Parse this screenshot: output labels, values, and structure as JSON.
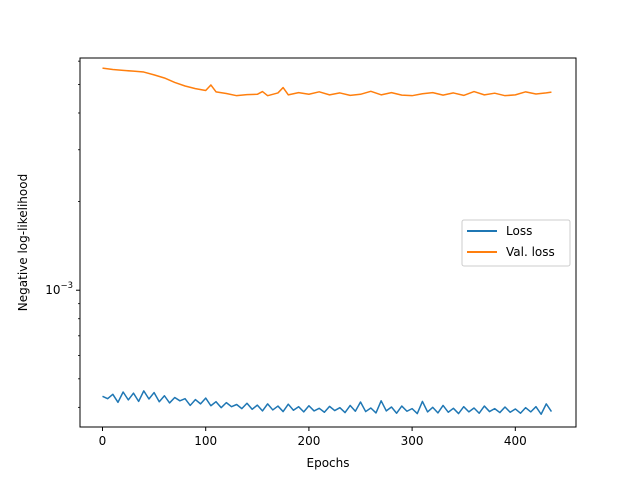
{
  "chart_data": {
    "type": "line",
    "title": "",
    "xlabel": "Epochs",
    "ylabel": "Negative log-likelihood",
    "xscale": "linear",
    "yscale": "log",
    "xlim": [
      -21.8,
      458.8
    ],
    "ylim": [
      0.000343,
      0.00615
    ],
    "xticks": [
      0,
      100,
      200,
      300,
      400
    ],
    "yticks": [
      {
        "value": 0.001,
        "base": "10",
        "exponent": "−3"
      }
    ],
    "grid": false,
    "legend": {
      "position": "center-right",
      "entries": [
        "Loss",
        "Val. loss"
      ]
    },
    "series": [
      {
        "name": "Loss",
        "color": "#1f77b4",
        "x": [
          0,
          5,
          10,
          15,
          20,
          25,
          30,
          35,
          40,
          45,
          50,
          55,
          60,
          65,
          70,
          75,
          80,
          85,
          90,
          95,
          100,
          105,
          110,
          115,
          120,
          125,
          130,
          135,
          140,
          145,
          150,
          155,
          160,
          165,
          170,
          175,
          180,
          185,
          190,
          195,
          200,
          205,
          210,
          215,
          220,
          225,
          230,
          235,
          240,
          245,
          250,
          255,
          260,
          265,
          270,
          275,
          280,
          285,
          290,
          295,
          300,
          305,
          310,
          315,
          320,
          325,
          330,
          335,
          340,
          345,
          350,
          355,
          360,
          365,
          370,
          375,
          380,
          385,
          390,
          395,
          400,
          405,
          410,
          415,
          420,
          425,
          430,
          435
        ],
        "values": [
          0.000436,
          0.000428,
          0.000443,
          0.000416,
          0.000451,
          0.000424,
          0.000447,
          0.000419,
          0.000455,
          0.000427,
          0.000449,
          0.000418,
          0.000438,
          0.000414,
          0.000432,
          0.000421,
          0.000428,
          0.000406,
          0.000425,
          0.000411,
          0.00043,
          0.000405,
          0.000418,
          0.000399,
          0.000415,
          0.000402,
          0.000409,
          0.000396,
          0.000413,
          0.000394,
          0.000407,
          0.000389,
          0.000411,
          0.000392,
          0.000404,
          0.000387,
          0.00041,
          0.000391,
          0.000402,
          0.000386,
          0.000405,
          0.000389,
          0.000397,
          0.000385,
          0.000403,
          0.00039,
          0.000399,
          0.000384,
          0.000406,
          0.000388,
          0.000417,
          0.000387,
          0.000398,
          0.000383,
          0.000421,
          0.000389,
          0.000401,
          0.000382,
          0.000404,
          0.000388,
          0.000396,
          0.000381,
          0.000419,
          0.000386,
          0.0004,
          0.000383,
          0.000406,
          0.000385,
          0.000397,
          0.000381,
          0.000402,
          0.000386,
          0.000398,
          0.000382,
          0.000404,
          0.000387,
          0.000396,
          0.000384,
          0.000401,
          0.000385,
          0.000395,
          0.000382,
          0.000399,
          0.000386,
          0.000402,
          0.000379,
          0.000411,
          0.000387
        ]
      },
      {
        "name": "Val. loss",
        "color": "#ff7f0e",
        "x": [
          0,
          10,
          20,
          30,
          40,
          50,
          60,
          70,
          80,
          90,
          100,
          105,
          110,
          120,
          130,
          140,
          150,
          155,
          160,
          170,
          175,
          180,
          190,
          200,
          210,
          220,
          230,
          240,
          250,
          260,
          270,
          280,
          290,
          300,
          310,
          320,
          330,
          340,
          350,
          360,
          370,
          380,
          390,
          400,
          410,
          420,
          430,
          435
        ],
        "values": [
          0.00568,
          0.00562,
          0.00558,
          0.00555,
          0.00551,
          0.00539,
          0.00526,
          0.00508,
          0.00494,
          0.00484,
          0.00477,
          0.00498,
          0.00472,
          0.00466,
          0.00458,
          0.00462,
          0.00463,
          0.00473,
          0.00458,
          0.00468,
          0.00488,
          0.00461,
          0.00469,
          0.00463,
          0.00472,
          0.00461,
          0.00468,
          0.00459,
          0.00463,
          0.00474,
          0.00461,
          0.00469,
          0.0046,
          0.00458,
          0.00465,
          0.00469,
          0.0046,
          0.00468,
          0.00459,
          0.00473,
          0.00461,
          0.00467,
          0.00458,
          0.00461,
          0.00472,
          0.00464,
          0.00468,
          0.00471
        ]
      }
    ]
  }
}
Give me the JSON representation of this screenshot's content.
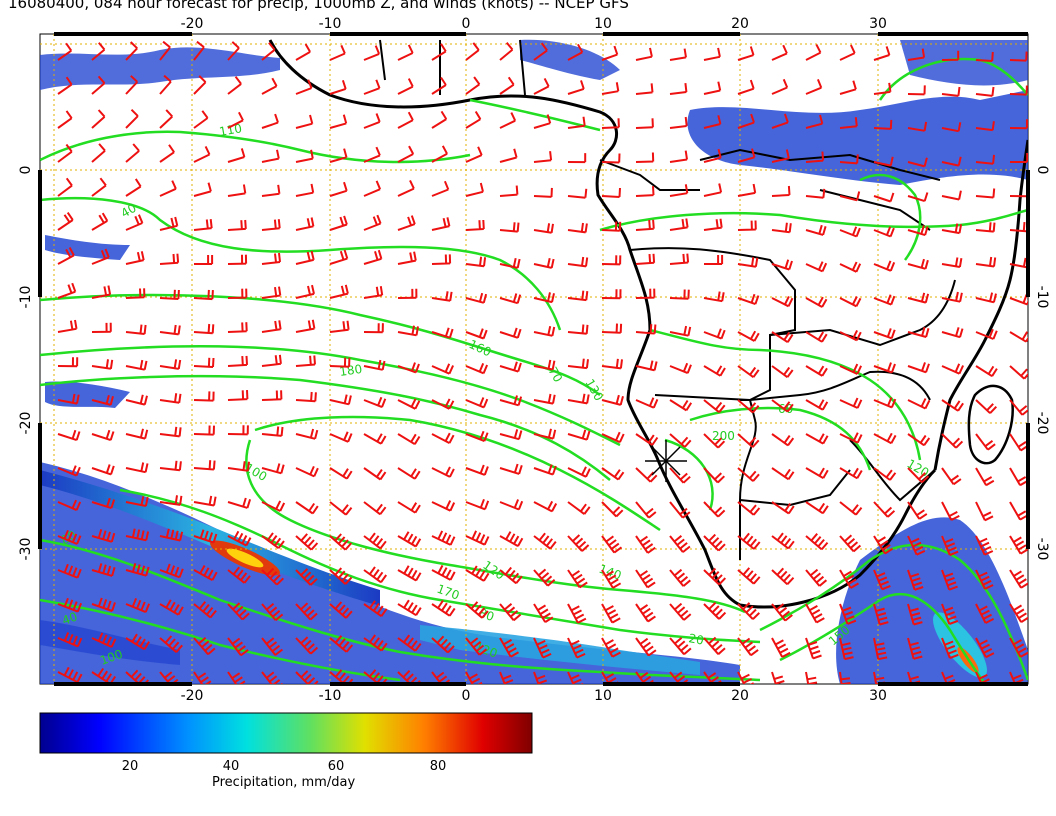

• _Exercise aim_: Quote the entries in full. Any image among them is to be omitted from the copy.

• _The reply_:
Parse this screenshot: output labels, values, and structure as JSON.
{
  "chart_data": {
    "type": "line",
    "title": "",
    "xlabel": "Epochs",
    "ylabel": "Negative log-likelihood",
    "xscale": "linear",
    "yscale": "log",
    "xlim": [
      -21.8,
      458.8
    ],
    "ylim": [
      0.000343,
      0.00615
    ],
    "xticks": [
      0,
      100,
      200,
      300,
      400
    ],
    "yticks": [
      {
        "value": 0.001,
        "base": "10",
        "exponent": "−3"
      }
    ],
    "grid": false,
    "legend": {
      "position": "center-right",
      "entries": [
        "Loss",
        "Val. loss"
      ]
    },
    "series": [
      {
        "name": "Loss",
        "color": "#1f77b4",
        "x": [
          0,
          5,
          10,
          15,
          20,
          25,
          30,
          35,
          40,
          45,
          50,
          55,
          60,
          65,
          70,
          75,
          80,
          85,
          90,
          95,
          100,
          105,
          110,
          115,
          120,
          125,
          130,
          135,
          140,
          145,
          150,
          155,
          160,
          165,
          170,
          175,
          180,
          185,
          190,
          195,
          200,
          205,
          210,
          215,
          220,
          225,
          230,
          235,
          240,
          245,
          250,
          255,
          260,
          265,
          270,
          275,
          280,
          285,
          290,
          295,
          300,
          305,
          310,
          315,
          320,
          325,
          330,
          335,
          340,
          345,
          350,
          355,
          360,
          365,
          370,
          375,
          380,
          385,
          390,
          395,
          400,
          405,
          410,
          415,
          420,
          425,
          430,
          435
        ],
        "values": [
          0.000436,
          0.000428,
          0.000443,
          0.000416,
          0.000451,
          0.000424,
          0.000447,
          0.000419,
          0.000455,
          0.000427,
          0.000449,
          0.000418,
          0.000438,
          0.000414,
          0.000432,
          0.000421,
          0.000428,
          0.000406,
          0.000425,
          0.000411,
          0.00043,
          0.000405,
          0.000418,
          0.000399,
          0.000415,
          0.000402,
          0.000409,
          0.000396,
          0.000413,
          0.000394,
          0.000407,
          0.000389,
          0.000411,
          0.000392,
          0.000404,
          0.000387,
          0.00041,
          0.000391,
          0.000402,
          0.000386,
          0.000405,
          0.000389,
          0.000397,
          0.000385,
          0.000403,
          0.00039,
          0.000399,
          0.000384,
          0.000406,
          0.000388,
          0.000417,
          0.000387,
          0.000398,
          0.000383,
          0.000421,
          0.000389,
          0.000401,
          0.000382,
          0.000404,
          0.000388,
          0.000396,
          0.000381,
          0.000419,
          0.000386,
          0.0004,
          0.000383,
          0.000406,
          0.000385,
          0.000397,
          0.000381,
          0.000402,
          0.000386,
          0.000398,
          0.000382,
          0.000404,
          0.000387,
          0.000396,
          0.000384,
          0.000401,
          0.000385,
          0.000395,
          0.000382,
          0.000399,
          0.000386,
          0.000402,
          0.000379,
          0.000411,
          0.000387
        ]
      },
      {
        "name": "Val. loss",
        "color": "#ff7f0e",
        "x": [
          0,
          10,
          20,
          30,
          40,
          50,
          60,
          70,
          80,
          90,
          100,
          105,
          110,
          120,
          130,
          140,
          150,
          155,
          160,
          170,
          175,
          180,
          190,
          200,
          210,
          220,
          230,
          240,
          250,
          260,
          270,
          280,
          290,
          300,
          310,
          320,
          330,
          340,
          350,
          360,
          370,
          380,
          390,
          400,
          410,
          420,
          430,
          435
        ],
        "values": [
          0.00568,
          0.00562,
          0.00558,
          0.00555,
          0.00551,
          0.00539,
          0.00526,
          0.00508,
          0.00494,
          0.00484,
          0.00477,
          0.00498,
          0.00472,
          0.00466,
          0.00458,
          0.00462,
          0.00463,
          0.00473,
          0.00458,
          0.00468,
          0.00488,
          0.00461,
          0.00469,
          0.00463,
          0.00472,
          0.00461,
          0.00468,
          0.00459,
          0.00463,
          0.00474,
          0.00461,
          0.00469,
          0.0046,
          0.00458,
          0.00465,
          0.00469,
          0.0046,
          0.00468,
          0.00459,
          0.00473,
          0.00461,
          0.00467,
          0.00458,
          0.00461,
          0.00472,
          0.00464,
          0.00468,
          0.00471
        ]
      }
    ]
  }
}
Give me the JSON representation of this screenshot's content.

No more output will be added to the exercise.